------ Items ------

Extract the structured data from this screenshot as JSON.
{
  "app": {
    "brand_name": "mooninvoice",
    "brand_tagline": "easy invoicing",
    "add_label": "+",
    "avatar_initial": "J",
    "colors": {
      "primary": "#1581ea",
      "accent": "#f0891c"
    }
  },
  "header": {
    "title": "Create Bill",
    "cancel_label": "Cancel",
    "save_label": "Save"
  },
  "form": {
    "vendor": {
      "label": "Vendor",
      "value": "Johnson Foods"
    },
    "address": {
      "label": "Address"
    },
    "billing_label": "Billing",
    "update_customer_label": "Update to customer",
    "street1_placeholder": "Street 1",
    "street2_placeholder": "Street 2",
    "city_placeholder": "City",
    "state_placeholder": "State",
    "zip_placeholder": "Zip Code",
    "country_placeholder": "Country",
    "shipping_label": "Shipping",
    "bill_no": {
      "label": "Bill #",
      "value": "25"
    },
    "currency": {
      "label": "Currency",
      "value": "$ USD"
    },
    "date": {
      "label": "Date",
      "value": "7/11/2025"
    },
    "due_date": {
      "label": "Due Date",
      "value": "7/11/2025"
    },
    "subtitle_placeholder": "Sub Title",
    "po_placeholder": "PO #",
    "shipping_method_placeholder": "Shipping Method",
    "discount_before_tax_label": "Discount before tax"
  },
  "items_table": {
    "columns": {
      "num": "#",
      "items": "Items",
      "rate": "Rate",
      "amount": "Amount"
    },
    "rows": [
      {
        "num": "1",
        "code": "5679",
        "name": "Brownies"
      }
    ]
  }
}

------

== The request ==
Reproduce all of the entries word for word.

== Result for this task ==
Extract the structured data from this screenshot as JSON.
{
  "app": {
    "brand_name": "mooninvoice",
    "brand_tagline": "easy invoicing",
    "add_label": "+",
    "avatar_initial": "J",
    "colors": {
      "primary": "#1581ea",
      "accent": "#f0891c"
    }
  },
  "header": {
    "title": "Create Bill",
    "cancel_label": "Cancel",
    "save_label": "Save"
  },
  "form": {
    "vendor": {
      "label": "Vendor",
      "value": "Johnson Foods"
    },
    "address": {
      "label": "Address"
    },
    "billing_label": "Billing",
    "update_customer_label": "Update to customer",
    "street1_placeholder": "Street 1",
    "street2_placeholder": "Street 2",
    "city_placeholder": "City",
    "state_placeholder": "State",
    "zip_placeholder": "Zip Code",
    "country_placeholder": "Country",
    "shipping_label": "Shipping",
    "bill_no": {
      "label": "Bill #",
      "value": "25"
    },
    "currency": {
      "label": "Currency",
      "value": "$ USD"
    },
    "date": {
      "label": "Date",
      "value": "7/11/2025"
    },
    "due_date": {
      "label": "Due Date",
      "value": "7/11/2025"
    },
    "subtitle_placeholder": "Sub Title",
    "po_placeholder": "PO #",
    "shipping_method_placeholder": "Shipping Method",
    "discount_before_tax_label": "Discount before tax"
  },
  "items_table": {
    "columns": {
      "num": "#",
      "items": "Items",
      "rate": "Rate",
      "amount": "Amount"
    },
    "rows": [
      {
        "num": "1",
        "code": "5679",
        "name": "Brownies"
      }
    ]
  }
}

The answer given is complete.